Find and copy every line in the records that includes the string "torquent".

⁂

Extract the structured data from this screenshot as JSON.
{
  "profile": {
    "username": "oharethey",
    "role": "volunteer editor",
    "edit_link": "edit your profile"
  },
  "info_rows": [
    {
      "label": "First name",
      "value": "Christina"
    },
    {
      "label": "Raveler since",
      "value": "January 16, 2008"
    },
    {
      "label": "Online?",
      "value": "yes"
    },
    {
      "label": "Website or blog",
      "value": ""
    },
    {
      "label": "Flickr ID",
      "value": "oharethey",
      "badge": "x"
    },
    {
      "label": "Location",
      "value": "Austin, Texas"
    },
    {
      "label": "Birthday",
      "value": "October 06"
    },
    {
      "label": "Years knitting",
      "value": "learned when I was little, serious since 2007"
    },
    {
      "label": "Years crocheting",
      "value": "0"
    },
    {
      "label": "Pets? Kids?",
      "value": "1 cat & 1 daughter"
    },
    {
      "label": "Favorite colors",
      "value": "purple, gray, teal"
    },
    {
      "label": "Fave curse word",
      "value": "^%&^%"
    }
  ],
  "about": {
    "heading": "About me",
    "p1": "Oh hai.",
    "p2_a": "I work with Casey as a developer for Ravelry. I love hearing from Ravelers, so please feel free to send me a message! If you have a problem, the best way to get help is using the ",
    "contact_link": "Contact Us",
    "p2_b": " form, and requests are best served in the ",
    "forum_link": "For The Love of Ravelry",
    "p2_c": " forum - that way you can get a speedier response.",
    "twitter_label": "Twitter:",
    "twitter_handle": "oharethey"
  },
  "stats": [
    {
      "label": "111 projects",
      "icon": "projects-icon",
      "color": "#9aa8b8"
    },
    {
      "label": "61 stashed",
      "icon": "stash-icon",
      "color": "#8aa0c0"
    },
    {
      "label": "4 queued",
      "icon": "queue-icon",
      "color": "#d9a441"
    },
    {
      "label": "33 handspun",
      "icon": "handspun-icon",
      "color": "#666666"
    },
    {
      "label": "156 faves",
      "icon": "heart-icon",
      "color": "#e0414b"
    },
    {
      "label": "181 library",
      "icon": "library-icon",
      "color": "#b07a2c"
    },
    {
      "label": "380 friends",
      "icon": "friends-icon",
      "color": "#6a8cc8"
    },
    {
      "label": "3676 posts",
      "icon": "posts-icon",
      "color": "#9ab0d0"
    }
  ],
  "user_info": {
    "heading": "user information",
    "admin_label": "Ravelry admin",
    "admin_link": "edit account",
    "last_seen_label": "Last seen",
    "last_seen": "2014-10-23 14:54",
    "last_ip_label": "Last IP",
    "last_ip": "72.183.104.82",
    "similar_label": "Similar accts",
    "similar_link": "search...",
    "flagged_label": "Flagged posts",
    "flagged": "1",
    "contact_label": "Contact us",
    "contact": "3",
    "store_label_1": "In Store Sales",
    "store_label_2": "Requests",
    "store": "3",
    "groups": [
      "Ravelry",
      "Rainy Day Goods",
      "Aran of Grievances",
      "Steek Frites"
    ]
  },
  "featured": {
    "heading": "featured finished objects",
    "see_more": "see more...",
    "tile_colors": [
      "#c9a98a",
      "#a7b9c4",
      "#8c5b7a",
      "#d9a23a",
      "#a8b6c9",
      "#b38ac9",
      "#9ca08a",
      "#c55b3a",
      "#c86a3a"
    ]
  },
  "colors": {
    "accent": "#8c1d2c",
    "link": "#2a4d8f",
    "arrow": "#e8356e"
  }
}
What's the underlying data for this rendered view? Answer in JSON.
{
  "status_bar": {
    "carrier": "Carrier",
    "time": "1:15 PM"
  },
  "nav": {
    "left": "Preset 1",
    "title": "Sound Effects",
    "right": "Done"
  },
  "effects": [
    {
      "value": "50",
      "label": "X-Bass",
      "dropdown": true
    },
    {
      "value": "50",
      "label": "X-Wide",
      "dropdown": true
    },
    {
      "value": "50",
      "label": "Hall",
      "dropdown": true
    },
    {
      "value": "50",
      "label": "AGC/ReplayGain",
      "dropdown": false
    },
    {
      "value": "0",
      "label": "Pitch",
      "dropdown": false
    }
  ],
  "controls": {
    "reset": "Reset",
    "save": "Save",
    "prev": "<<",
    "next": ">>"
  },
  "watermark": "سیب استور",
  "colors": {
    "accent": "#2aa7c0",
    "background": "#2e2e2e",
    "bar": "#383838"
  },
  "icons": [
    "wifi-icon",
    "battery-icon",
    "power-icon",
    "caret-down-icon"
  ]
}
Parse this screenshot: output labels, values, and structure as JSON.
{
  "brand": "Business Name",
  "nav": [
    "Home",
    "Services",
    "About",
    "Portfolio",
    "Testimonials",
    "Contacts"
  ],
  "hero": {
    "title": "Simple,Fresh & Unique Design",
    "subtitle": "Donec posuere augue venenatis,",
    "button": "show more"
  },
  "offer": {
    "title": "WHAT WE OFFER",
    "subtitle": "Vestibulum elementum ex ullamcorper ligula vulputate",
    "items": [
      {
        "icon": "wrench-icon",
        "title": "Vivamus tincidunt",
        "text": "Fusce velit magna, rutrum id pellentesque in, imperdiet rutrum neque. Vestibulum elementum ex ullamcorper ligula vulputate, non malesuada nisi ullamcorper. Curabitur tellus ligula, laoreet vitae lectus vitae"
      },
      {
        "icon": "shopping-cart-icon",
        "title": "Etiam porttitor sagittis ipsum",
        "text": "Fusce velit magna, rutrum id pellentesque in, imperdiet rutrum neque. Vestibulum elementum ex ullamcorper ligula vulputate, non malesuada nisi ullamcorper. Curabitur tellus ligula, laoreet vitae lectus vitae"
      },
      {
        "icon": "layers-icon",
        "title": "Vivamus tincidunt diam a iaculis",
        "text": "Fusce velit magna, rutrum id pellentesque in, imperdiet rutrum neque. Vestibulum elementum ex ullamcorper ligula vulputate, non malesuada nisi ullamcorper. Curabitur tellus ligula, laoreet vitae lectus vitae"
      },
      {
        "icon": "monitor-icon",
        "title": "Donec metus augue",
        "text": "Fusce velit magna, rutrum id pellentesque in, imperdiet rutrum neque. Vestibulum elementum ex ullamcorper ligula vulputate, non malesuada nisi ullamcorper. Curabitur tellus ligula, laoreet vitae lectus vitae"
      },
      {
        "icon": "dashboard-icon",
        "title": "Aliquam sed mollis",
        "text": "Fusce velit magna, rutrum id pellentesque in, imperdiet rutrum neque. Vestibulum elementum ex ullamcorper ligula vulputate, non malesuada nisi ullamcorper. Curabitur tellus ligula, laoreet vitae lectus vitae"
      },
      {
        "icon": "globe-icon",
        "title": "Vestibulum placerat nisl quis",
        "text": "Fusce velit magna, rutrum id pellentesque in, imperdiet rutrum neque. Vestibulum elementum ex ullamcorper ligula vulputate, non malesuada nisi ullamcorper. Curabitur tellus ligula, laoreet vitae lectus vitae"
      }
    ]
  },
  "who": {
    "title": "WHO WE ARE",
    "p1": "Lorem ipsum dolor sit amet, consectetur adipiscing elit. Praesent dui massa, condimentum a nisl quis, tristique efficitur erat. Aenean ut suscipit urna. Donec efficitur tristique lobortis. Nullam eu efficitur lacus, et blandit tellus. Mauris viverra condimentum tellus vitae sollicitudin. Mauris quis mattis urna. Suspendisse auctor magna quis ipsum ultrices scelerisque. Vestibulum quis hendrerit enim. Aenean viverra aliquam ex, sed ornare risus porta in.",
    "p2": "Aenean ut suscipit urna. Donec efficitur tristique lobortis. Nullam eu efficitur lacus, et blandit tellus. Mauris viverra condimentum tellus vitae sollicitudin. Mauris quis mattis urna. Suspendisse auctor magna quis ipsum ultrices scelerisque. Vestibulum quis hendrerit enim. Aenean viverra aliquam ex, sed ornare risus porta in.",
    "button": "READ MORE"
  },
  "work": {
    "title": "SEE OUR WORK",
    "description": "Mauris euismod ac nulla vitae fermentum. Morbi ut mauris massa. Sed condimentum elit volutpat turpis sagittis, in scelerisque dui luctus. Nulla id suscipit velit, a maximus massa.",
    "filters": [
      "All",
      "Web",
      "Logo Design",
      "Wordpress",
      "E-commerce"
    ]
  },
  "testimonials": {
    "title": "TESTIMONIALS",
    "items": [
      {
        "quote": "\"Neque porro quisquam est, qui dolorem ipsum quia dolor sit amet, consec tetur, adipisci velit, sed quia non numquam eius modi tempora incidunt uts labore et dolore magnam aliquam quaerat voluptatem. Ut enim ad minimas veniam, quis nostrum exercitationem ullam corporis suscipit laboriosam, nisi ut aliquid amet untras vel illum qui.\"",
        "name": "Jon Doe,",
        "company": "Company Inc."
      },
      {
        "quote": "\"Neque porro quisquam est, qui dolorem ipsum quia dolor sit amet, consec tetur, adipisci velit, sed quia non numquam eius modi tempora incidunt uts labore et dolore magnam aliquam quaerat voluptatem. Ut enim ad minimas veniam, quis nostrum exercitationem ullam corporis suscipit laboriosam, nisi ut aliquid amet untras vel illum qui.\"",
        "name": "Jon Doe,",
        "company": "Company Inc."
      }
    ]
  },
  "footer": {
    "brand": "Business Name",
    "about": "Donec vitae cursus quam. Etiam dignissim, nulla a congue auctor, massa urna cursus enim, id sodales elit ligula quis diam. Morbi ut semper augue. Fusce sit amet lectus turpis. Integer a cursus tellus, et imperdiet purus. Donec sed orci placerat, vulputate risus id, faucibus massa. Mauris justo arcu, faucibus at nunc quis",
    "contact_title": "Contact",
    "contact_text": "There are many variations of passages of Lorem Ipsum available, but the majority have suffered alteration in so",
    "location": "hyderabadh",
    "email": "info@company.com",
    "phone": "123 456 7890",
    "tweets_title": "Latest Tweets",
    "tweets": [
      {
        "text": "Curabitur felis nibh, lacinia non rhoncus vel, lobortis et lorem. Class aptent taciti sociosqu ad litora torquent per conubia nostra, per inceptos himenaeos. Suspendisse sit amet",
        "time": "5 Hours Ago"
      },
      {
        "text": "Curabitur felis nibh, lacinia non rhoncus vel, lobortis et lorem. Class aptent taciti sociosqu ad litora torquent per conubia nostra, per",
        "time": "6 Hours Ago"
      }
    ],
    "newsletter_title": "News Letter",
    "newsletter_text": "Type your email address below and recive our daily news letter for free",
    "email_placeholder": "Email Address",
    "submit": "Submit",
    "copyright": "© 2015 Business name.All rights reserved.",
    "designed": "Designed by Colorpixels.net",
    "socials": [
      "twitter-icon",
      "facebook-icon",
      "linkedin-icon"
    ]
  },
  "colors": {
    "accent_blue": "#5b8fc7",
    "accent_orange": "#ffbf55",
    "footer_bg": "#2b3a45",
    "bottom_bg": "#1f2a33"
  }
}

⁂

### The answer
        "text": "Curabitur felis nibh, lacinia non rhoncus vel, lobortis et lorem. Class aptent taciti sociosqu ad litora torquent per conubia nostra, per inceptos himenaeos. Suspendisse sit amet",
        "text": "Curabitur felis nibh, lacinia non rhoncus vel, lobortis et lorem. Class aptent taciti sociosqu ad litora torquent per conubia nostra, per",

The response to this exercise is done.